> _TASK REQUIREMENTS_:
Reproduce each line from the records that holds "деятельности".

> _Collection entries_:

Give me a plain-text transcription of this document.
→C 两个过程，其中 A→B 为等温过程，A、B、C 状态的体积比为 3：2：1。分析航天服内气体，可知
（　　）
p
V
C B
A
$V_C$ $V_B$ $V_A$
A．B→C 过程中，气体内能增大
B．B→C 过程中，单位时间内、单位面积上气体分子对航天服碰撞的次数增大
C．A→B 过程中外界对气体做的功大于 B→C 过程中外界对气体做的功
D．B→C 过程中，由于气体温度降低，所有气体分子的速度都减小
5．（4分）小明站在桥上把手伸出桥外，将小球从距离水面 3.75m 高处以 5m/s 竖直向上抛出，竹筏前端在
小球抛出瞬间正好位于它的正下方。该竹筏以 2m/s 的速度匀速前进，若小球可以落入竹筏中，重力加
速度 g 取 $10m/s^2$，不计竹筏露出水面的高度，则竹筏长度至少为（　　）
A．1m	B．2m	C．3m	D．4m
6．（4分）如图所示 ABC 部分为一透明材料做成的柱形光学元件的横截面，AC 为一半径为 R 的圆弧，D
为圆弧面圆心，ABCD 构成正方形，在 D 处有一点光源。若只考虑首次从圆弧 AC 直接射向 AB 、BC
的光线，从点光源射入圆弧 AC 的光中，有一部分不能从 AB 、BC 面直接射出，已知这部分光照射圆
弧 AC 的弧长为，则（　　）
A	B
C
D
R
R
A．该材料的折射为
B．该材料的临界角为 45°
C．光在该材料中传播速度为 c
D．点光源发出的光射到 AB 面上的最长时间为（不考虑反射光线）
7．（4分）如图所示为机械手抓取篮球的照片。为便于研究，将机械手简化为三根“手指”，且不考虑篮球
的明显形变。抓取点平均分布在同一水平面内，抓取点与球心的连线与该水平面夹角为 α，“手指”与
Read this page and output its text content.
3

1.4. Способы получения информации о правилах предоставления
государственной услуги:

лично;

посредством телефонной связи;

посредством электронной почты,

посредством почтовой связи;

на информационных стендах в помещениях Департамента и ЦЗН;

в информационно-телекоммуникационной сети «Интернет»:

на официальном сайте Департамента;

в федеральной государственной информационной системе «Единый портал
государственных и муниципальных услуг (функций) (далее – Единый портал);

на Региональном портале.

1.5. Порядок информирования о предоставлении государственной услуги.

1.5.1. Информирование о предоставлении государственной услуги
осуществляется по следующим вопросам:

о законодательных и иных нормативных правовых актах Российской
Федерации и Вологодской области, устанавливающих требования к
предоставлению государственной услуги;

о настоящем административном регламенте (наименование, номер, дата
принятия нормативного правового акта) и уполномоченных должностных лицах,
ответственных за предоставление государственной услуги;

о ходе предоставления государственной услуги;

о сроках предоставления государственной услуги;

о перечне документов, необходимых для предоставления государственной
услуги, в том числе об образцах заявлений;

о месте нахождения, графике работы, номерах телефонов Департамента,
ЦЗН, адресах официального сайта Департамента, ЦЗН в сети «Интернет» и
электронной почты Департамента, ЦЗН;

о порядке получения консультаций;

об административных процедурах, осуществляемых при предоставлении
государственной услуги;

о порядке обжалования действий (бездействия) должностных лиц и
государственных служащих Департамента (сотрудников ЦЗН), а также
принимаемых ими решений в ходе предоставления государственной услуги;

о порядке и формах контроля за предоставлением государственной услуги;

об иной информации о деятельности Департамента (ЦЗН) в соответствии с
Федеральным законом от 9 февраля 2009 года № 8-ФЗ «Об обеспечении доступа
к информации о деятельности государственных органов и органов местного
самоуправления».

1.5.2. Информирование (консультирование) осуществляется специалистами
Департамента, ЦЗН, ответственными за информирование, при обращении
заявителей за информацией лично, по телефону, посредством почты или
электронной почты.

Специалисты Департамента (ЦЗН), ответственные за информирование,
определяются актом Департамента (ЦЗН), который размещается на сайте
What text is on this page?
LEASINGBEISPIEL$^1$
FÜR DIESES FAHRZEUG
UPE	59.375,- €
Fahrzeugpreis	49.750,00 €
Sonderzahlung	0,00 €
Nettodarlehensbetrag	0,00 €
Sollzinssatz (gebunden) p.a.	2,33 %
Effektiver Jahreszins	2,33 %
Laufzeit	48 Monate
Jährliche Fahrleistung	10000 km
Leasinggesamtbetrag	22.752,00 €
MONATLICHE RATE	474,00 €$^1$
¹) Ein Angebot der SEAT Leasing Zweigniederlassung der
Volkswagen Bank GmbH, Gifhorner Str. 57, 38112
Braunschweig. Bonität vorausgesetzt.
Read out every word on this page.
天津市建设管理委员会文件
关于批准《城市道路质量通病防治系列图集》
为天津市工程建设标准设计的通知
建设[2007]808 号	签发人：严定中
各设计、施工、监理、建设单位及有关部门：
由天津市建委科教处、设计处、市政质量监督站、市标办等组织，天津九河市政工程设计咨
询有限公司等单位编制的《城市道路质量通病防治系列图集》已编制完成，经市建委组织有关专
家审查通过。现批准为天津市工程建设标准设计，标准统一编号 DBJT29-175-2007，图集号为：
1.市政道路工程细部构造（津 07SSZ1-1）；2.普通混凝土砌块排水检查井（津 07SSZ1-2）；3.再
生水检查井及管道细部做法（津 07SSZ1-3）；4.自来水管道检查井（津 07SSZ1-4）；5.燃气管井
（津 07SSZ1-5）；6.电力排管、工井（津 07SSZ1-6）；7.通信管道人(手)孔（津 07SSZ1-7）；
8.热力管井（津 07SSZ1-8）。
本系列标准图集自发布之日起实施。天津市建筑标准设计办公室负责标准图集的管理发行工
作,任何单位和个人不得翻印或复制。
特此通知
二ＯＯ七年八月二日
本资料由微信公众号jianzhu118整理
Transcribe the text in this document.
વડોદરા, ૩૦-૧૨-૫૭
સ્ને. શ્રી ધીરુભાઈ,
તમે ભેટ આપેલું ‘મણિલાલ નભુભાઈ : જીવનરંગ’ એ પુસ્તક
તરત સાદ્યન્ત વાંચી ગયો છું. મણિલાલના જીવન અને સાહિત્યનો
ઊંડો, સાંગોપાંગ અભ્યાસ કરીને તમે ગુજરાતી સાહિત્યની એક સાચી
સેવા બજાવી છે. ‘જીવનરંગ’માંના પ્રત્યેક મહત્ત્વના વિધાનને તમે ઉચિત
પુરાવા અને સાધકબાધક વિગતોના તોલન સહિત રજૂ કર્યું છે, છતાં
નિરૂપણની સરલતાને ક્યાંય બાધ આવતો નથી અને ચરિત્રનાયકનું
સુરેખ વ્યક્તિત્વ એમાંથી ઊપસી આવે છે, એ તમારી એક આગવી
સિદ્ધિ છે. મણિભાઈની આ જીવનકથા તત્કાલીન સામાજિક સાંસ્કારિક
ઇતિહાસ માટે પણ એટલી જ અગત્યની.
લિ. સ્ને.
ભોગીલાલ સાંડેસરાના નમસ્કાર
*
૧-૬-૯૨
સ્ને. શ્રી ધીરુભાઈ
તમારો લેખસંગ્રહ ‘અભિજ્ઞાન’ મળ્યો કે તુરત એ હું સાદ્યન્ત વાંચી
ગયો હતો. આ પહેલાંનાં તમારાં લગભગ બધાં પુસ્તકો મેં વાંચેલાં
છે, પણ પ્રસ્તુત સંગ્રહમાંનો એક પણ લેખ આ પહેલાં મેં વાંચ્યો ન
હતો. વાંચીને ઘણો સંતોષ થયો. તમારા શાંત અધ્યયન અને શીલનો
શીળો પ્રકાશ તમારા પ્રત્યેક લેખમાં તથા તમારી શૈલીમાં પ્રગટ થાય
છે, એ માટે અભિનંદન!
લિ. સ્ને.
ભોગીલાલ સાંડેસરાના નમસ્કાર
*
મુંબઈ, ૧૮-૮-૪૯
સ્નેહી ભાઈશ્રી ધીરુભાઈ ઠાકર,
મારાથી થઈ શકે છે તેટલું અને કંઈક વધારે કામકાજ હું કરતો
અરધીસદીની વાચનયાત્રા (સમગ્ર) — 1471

> _FINAL RESULT_:
об иной информации о деятельности Департамента (ЦЗН) в соответствии с
к информации о деятельности государственных органов и органов местного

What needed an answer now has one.